_WORK TO DO_
Please extract, without any change, the lines from the start of the records up to and including the line with "tool-people[interactable] [279, 53, 303, 77]".

_EXERCISE INPUTS_

--

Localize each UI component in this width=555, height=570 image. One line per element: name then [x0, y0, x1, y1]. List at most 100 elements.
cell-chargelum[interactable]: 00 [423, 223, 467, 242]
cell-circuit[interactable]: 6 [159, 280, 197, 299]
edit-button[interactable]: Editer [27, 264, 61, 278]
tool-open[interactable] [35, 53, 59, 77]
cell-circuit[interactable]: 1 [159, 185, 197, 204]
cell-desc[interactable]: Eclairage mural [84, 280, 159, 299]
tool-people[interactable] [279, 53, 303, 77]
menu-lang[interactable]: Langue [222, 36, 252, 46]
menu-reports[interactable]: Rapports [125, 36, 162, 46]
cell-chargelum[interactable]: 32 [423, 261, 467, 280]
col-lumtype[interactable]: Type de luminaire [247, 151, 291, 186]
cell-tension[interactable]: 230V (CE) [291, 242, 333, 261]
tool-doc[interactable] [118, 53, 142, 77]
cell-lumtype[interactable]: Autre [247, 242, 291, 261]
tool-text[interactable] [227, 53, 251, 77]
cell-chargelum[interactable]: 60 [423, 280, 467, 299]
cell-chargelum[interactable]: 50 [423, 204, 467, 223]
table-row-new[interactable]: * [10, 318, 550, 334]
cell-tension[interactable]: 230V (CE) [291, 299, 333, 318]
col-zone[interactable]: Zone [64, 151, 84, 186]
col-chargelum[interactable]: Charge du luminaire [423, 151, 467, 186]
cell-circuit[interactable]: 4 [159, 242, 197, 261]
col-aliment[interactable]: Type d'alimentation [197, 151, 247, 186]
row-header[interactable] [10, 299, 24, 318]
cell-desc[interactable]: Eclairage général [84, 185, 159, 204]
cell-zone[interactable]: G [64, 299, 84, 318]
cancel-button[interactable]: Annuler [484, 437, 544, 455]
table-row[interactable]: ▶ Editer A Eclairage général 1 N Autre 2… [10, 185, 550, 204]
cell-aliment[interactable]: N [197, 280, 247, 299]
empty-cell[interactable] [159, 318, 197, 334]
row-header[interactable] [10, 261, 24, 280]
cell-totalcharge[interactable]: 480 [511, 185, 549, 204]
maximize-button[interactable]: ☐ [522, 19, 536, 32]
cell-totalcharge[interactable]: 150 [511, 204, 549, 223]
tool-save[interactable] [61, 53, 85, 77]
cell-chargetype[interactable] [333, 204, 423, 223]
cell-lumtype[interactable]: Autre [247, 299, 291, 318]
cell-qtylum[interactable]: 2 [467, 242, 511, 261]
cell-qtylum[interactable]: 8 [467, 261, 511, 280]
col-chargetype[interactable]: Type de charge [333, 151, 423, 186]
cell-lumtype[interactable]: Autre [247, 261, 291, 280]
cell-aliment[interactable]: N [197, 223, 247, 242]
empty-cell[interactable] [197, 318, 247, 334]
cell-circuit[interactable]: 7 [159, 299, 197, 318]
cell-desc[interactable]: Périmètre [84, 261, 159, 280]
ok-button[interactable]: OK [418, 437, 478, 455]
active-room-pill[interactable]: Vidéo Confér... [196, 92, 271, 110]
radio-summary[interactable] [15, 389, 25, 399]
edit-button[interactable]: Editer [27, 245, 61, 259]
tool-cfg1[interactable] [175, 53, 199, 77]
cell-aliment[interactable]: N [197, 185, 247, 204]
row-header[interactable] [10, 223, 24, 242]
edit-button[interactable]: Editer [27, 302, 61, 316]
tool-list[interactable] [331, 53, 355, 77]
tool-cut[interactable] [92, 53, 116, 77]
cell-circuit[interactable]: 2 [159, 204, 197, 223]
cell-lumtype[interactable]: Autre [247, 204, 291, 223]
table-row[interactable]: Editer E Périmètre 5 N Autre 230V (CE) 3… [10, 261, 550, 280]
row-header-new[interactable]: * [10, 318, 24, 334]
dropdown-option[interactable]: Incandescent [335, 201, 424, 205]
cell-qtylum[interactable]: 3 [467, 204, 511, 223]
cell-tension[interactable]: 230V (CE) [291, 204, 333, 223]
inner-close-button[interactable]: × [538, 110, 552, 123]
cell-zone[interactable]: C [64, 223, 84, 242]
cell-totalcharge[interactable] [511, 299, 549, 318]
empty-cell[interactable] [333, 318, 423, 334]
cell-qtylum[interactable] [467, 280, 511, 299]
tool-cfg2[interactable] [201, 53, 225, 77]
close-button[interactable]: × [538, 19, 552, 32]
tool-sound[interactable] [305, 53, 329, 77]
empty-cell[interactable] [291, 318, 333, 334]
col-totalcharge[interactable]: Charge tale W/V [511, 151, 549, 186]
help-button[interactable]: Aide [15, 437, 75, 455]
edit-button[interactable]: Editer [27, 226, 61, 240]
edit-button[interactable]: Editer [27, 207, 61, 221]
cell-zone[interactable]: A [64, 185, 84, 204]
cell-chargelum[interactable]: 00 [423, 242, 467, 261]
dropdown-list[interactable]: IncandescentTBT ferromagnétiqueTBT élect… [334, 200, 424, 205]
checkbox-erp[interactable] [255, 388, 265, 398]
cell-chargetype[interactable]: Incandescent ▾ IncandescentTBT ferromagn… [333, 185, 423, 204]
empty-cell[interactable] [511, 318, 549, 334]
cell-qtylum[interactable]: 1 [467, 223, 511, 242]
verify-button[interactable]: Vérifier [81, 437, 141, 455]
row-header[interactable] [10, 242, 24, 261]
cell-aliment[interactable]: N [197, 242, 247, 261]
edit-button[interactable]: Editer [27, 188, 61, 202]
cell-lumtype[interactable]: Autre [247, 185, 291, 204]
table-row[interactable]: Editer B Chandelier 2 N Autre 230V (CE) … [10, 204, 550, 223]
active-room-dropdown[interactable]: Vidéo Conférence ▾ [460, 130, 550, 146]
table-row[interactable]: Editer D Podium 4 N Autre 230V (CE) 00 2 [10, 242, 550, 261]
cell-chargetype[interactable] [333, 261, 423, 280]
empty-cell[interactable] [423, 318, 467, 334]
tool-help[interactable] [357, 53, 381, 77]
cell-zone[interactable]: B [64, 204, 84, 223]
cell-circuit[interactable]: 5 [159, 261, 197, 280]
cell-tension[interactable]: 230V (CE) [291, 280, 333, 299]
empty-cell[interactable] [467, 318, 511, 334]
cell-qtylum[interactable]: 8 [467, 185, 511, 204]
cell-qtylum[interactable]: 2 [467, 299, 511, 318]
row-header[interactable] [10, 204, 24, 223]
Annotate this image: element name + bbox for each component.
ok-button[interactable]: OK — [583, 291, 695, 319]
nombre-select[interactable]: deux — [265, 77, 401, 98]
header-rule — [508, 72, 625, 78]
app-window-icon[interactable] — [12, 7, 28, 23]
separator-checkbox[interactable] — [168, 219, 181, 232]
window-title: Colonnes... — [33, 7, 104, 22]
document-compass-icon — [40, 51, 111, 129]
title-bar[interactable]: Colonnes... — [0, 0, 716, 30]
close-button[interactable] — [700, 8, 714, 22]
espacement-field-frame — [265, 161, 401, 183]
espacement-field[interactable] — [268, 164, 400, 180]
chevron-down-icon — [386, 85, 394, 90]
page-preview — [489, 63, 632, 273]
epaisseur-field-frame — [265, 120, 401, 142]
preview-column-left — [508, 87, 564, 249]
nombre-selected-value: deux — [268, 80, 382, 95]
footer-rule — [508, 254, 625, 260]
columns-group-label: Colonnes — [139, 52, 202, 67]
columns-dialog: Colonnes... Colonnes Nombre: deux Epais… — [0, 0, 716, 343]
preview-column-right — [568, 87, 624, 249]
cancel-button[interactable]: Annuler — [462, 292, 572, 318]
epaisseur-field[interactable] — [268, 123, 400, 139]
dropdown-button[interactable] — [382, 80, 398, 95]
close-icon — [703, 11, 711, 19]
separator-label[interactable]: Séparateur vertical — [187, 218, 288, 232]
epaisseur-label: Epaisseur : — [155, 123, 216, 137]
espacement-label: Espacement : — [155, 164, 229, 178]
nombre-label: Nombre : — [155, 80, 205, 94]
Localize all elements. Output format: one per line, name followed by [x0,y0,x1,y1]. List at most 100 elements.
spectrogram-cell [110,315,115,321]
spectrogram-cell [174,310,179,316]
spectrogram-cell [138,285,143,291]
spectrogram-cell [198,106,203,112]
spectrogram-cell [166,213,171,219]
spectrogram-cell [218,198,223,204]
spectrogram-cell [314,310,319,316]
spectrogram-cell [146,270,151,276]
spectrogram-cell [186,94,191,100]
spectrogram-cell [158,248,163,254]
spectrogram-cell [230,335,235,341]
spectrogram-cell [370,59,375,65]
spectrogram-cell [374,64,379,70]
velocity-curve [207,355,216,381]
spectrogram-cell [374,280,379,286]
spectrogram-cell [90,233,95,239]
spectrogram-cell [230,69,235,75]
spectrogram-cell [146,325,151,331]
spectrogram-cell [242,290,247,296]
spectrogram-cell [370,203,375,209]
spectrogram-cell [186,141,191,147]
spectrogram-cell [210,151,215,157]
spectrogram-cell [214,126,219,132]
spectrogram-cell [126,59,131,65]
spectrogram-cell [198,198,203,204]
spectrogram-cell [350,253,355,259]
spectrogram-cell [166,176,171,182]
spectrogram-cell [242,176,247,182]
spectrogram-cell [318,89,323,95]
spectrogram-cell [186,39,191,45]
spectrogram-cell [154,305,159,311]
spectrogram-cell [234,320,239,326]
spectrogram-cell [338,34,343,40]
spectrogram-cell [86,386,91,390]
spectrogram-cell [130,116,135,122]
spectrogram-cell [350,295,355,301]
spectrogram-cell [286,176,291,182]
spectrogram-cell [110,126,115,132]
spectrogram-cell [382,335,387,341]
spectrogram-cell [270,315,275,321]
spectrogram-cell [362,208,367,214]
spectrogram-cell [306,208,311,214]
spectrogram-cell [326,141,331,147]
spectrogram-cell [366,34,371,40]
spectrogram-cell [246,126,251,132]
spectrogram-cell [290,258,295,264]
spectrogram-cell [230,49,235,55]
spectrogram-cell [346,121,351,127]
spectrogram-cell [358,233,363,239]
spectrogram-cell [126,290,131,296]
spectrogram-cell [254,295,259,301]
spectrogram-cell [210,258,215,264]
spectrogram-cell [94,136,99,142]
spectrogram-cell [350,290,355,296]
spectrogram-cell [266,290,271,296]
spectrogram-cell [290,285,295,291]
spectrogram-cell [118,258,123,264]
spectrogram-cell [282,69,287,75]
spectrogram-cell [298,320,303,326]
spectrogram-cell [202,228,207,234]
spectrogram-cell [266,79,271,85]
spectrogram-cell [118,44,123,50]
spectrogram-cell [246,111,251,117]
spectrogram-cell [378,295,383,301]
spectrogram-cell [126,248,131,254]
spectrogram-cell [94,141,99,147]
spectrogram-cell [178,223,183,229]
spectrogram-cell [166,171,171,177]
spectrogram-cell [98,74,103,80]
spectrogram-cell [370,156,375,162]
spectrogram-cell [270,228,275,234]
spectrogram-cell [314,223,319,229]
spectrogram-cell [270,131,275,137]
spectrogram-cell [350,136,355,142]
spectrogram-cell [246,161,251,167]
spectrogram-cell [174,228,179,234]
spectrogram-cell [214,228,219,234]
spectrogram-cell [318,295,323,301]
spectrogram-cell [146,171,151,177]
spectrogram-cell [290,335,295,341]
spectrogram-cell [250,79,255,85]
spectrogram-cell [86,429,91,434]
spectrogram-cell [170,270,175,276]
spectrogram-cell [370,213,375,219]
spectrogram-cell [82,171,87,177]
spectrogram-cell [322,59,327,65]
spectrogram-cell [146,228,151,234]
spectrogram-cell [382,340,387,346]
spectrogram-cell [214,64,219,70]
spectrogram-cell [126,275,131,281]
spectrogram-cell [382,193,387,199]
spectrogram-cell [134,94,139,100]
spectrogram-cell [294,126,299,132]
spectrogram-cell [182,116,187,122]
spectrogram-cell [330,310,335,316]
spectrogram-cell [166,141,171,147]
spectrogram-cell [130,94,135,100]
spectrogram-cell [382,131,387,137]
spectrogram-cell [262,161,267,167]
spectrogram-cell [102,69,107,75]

--

_FINISHED TASK_
Localize each UI component in this width=555, height=570 image. One line per element: name then [x0, y0, x1, y1]. List at most 100 elements.
cell-chargelum[interactable]: 00 [423, 223, 467, 242]
cell-circuit[interactable]: 6 [159, 280, 197, 299]
edit-button[interactable]: Editer [27, 264, 61, 278]
tool-open[interactable] [35, 53, 59, 77]
cell-circuit[interactable]: 1 [159, 185, 197, 204]
cell-desc[interactable]: Eclairage mural [84, 280, 159, 299]
tool-people[interactable] [279, 53, 303, 77]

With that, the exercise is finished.